* What you need to do *
Restate the records that follow word for word; no pictures should appear.

* Data *
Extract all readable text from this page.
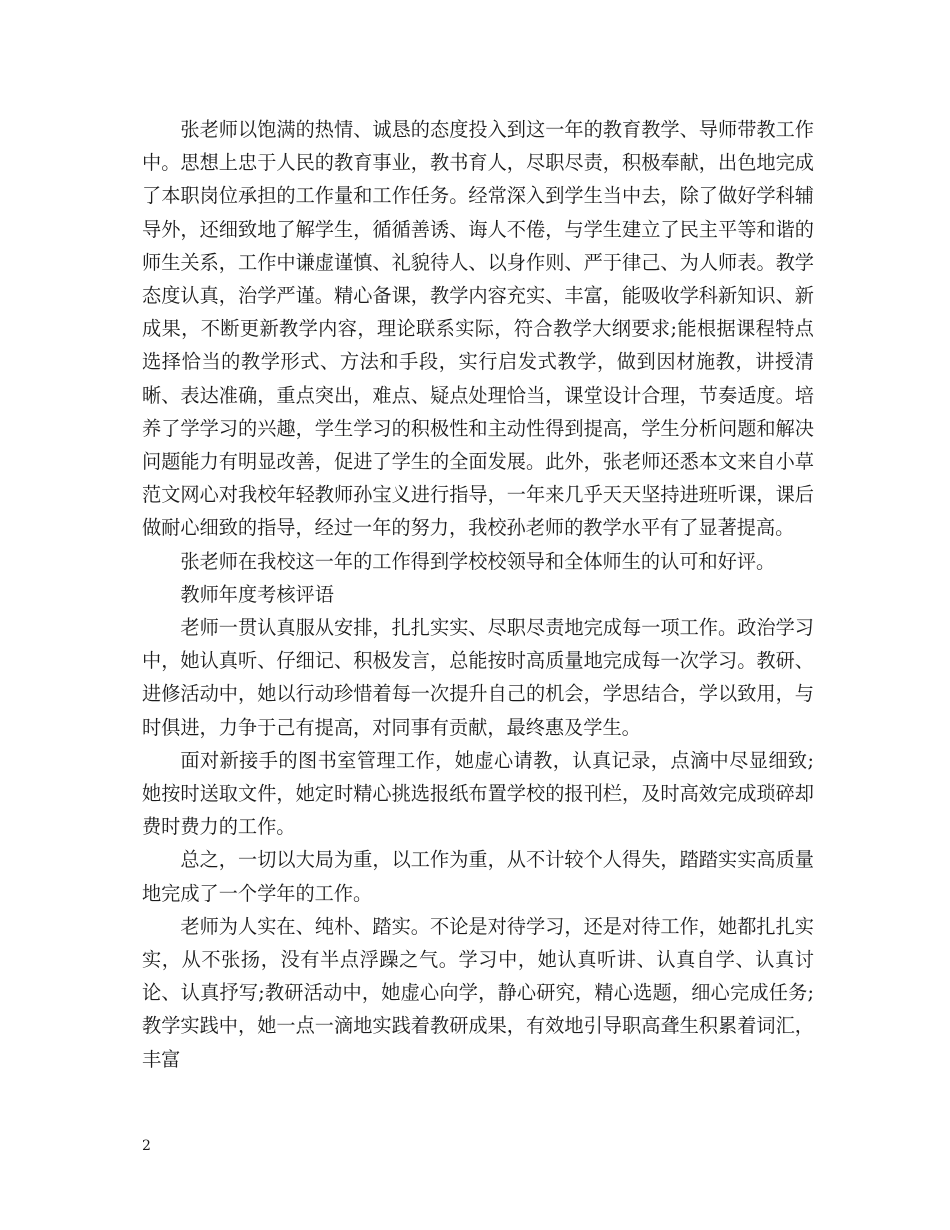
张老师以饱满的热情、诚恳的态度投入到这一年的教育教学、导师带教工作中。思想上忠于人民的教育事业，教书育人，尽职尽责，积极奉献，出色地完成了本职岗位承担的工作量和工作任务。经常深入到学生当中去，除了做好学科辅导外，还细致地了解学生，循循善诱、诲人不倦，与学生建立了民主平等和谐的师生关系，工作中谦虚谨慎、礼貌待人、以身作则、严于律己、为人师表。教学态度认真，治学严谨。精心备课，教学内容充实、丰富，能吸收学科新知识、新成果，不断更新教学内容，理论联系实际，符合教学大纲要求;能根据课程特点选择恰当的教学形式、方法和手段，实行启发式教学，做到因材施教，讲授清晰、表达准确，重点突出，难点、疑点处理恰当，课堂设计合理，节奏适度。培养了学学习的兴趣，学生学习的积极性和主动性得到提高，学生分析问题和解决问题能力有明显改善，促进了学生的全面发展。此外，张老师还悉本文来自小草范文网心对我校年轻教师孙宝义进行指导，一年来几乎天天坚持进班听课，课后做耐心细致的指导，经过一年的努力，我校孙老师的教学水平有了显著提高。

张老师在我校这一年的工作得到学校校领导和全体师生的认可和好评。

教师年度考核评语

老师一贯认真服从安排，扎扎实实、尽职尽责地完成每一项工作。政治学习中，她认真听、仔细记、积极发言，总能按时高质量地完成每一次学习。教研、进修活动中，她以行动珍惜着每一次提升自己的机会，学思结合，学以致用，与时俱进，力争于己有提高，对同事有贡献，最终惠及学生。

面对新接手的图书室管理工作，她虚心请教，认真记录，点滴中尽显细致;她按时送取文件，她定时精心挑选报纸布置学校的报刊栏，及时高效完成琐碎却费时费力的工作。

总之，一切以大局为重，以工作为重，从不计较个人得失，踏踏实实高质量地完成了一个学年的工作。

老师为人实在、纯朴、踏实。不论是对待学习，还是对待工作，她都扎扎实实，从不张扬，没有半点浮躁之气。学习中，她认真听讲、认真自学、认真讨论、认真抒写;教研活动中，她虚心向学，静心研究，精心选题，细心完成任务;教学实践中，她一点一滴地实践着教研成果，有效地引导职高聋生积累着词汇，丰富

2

* Answer in full *
Extract all readable text from this page.
张老师以饱满的热情、诚恳的态度投入到这一年的教育教学、导师带教工作中。思想上忠于人民的教育事业，教书育人，尽职尽责，积极奉献，出色地完成了本职岗位承担的工作量和工作任务。经常深入到学生当中去，除了做好学科辅导外，还细致地了解学生，循循善诱、诲人不倦，与学生建立了民主平等和谐的师生关系，工作中谦虚谨慎、礼貌待人、以身作则、严于律己、为人师表。教学态度认真，治学严谨。精心备课，教学内容充实、丰富，能吸收学科新知识、新成果，不断更新教学内容，理论联系实际，符合教学大纲要求;能根据课程特点选择恰当的教学形式、方法和手段，实行启发式教学，做到因材施教，讲授清晰、表达准确，重点突出，难点、疑点处理恰当，课堂设计合理，节奏适度。培养了学学习的兴趣，学生学习的积极性和主动性得到提高，学生分析问题和解决问题能力有明显改善，促进了学生的全面发展。此外，张老师还悉本文来自小草范文网心对我校年轻教师孙宝义进行指导，一年来几乎天天坚持进班听课，课后做耐心细致的指导，经过一年的努力，我校孙老师的教学水平有了显著提高。

张老师在我校这一年的工作得到学校校领导和全体师生的认可和好评。

教师年度考核评语

老师一贯认真服从安排，扎扎实实、尽职尽责地完成每一项工作。政治学习中，她认真听、仔细记、积极发言，总能按时高质量地完成每一次学习。教研、进修活动中，她以行动珍惜着每一次提升自己的机会，学思结合，学以致用，与时俱进，力争于己有提高，对同事有贡献，最终惠及学生。

面对新接手的图书室管理工作，她虚心请教，认真记录，点滴中尽显细致;她按时送取文件，她定时精心挑选报纸布置学校的报刊栏，及时高效完成琐碎却费时费力的工作。

总之，一切以大局为重，以工作为重，从不计较个人得失，踏踏实实高质量地完成了一个学年的工作。

老师为人实在、纯朴、踏实。不论是对待学习，还是对待工作，她都扎扎实实，从不张扬，没有半点浮躁之气。学习中，她认真听讲、认真自学、认真讨论、认真抒写;教研活动中，她虚心向学，静心研究，精心选题，细心完成任务;教学实践中，她一点一滴地实践着教研成果，有效地引导职高聋生积累着词汇，丰富

2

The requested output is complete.